→ EXERCISE PROMPT
Transcribe every line of the records verbatim.

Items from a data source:
------------------------------------
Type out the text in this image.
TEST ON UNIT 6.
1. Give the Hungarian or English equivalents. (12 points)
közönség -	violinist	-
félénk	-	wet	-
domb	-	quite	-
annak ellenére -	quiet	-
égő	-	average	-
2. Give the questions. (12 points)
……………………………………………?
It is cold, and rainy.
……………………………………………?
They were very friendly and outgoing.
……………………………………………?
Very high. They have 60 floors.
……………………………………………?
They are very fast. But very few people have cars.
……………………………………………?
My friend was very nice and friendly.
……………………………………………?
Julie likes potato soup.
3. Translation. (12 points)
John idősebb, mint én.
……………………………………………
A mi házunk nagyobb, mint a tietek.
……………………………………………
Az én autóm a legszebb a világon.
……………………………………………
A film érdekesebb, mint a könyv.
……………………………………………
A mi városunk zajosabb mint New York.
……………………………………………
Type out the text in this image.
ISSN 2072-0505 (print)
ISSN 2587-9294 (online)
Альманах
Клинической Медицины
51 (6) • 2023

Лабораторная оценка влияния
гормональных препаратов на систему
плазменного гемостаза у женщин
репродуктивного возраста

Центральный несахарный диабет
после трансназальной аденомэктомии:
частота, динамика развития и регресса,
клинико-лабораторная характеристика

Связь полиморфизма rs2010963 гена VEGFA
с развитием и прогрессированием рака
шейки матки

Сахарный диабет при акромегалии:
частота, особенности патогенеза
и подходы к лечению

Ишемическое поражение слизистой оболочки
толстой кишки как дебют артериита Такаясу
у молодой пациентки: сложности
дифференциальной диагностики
------------------------------------
→ OUTPUT BELOW
Type out the text in this image.
TEST ON UNIT 6.
1. Give the Hungarian or English equivalents. (12 points)
közönség -	violinist	-
félénk	-	wet	-
domb	-	quite	-
annak ellenére -	quiet	-
égő	-	average	-
2. Give the questions. (12 points)
……………………………………………?
It is cold, and rainy.
……………………………………………?
They were very friendly and outgoing.
……………………………………………?
Very high. They have 60 floors.
……………………………………………?
They are very fast. But very few people have cars.
……………………………………………?
My friend was very nice and friendly.
……………………………………………?
Julie likes potato soup.
3. Translation. (12 points)
John idősebb, mint én.
……………………………………………
A mi házunk nagyobb, mint a tietek.
……………………………………………
Az én autóm a legszebb a világon.
……………………………………………
A film érdekesebb, mint a könyv.
……………………………………………
A mi városunk zajosabb mint New York.
……………………………………………
Type out the text in this image.
ISSN 2072-0505 (print)
ISSN 2587-9294 (online)
Альманах
Клинической Медицины
51 (6) • 2023

Лабораторная оценка влияния
гормональных препаратов на систему
плазменного гемостаза у женщин
репродуктивного возраста

Центральный несахарный диабет
после трансназальной аденомэктомии:
частота, динамика развития и регресса,
клинико-лабораторная характеристика

Связь полиморфизма rs2010963 гена VEGFA
с развитием и прогрессированием рака
шейки матки

Сахарный диабет при акромегалии:
частота, особенности патогенеза
и подходы к лечению

Ишемическое поражение слизистой оболочки
толстой кишки как дебют артериита Такаясу
у молодой пациентки: сложности
дифференциальной диагностики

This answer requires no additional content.